The data:
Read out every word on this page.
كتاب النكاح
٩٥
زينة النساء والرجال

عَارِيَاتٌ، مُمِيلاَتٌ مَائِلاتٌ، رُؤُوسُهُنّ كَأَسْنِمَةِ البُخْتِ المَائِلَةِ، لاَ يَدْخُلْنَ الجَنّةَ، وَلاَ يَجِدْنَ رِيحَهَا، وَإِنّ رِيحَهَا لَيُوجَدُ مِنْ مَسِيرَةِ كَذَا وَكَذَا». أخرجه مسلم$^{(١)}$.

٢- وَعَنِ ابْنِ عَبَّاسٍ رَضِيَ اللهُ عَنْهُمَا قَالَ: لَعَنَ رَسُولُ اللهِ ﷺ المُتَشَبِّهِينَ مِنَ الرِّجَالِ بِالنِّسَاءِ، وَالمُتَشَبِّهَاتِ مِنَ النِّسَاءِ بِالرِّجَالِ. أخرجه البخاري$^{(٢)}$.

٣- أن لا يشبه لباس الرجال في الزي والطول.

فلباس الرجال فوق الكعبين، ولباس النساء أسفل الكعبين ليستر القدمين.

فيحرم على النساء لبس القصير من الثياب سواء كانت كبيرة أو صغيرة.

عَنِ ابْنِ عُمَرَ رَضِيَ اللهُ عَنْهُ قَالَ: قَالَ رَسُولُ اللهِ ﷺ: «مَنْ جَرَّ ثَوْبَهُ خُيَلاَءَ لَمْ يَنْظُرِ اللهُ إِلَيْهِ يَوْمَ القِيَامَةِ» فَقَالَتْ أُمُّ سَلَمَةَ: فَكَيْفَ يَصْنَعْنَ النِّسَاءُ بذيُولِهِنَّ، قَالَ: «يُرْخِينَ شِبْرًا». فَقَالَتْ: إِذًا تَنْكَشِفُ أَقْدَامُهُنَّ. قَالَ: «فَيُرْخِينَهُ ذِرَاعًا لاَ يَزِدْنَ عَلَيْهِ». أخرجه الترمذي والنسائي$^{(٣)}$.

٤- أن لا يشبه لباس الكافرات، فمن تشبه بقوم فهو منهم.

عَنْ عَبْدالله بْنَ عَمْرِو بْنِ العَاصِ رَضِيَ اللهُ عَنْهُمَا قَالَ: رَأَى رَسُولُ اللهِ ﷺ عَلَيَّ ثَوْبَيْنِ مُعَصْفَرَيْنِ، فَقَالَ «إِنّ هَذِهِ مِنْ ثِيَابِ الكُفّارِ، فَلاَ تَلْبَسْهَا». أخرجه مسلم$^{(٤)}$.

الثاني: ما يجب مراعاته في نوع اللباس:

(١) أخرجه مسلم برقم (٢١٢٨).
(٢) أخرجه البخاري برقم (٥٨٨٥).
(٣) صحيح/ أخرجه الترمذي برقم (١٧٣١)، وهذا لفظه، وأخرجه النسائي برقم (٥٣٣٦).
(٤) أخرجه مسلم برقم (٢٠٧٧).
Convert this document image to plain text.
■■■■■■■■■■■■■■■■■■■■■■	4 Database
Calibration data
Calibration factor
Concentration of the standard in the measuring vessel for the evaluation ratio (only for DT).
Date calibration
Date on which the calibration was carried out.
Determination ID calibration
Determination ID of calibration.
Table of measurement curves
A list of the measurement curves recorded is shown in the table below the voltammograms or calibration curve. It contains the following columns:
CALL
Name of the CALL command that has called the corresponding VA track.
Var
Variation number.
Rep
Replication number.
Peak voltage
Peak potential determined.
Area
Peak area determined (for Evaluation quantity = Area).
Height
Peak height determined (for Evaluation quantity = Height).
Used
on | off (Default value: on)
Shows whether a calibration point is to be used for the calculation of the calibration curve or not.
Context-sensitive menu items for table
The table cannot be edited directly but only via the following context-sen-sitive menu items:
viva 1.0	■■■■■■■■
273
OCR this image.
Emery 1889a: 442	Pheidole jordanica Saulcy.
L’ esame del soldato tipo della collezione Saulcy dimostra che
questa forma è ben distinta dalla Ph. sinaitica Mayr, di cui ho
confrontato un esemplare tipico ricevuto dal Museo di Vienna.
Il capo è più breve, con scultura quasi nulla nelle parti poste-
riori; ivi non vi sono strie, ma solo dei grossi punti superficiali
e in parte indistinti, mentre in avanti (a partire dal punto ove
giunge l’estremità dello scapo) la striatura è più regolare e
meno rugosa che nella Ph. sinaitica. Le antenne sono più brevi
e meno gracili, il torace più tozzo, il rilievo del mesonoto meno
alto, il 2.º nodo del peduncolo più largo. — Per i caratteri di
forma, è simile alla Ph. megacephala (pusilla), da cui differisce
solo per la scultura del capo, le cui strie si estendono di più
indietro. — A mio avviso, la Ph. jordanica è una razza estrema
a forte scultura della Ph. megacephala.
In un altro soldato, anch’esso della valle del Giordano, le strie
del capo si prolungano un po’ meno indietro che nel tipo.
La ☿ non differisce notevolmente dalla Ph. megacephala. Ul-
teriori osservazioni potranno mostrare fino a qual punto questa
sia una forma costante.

--

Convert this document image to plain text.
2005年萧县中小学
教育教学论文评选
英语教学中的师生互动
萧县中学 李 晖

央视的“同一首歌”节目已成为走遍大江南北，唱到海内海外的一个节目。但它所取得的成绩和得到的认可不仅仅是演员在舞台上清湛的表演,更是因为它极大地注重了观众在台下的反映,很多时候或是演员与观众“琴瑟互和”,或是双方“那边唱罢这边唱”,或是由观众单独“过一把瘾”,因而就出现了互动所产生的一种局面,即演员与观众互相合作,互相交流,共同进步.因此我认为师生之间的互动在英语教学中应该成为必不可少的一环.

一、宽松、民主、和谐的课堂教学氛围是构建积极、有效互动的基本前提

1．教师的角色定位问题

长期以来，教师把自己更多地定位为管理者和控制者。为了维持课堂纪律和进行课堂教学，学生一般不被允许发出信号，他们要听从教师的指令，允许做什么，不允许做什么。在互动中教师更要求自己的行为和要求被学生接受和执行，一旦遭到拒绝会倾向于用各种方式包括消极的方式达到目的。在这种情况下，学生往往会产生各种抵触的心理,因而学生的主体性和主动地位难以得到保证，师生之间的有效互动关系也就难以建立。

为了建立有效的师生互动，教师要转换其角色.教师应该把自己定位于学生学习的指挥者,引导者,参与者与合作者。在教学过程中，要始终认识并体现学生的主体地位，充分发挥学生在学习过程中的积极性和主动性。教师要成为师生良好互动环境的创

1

Aim of the task:
Tell how many lines in the material above include the word "quantity", giving the number only.

Correct result:
2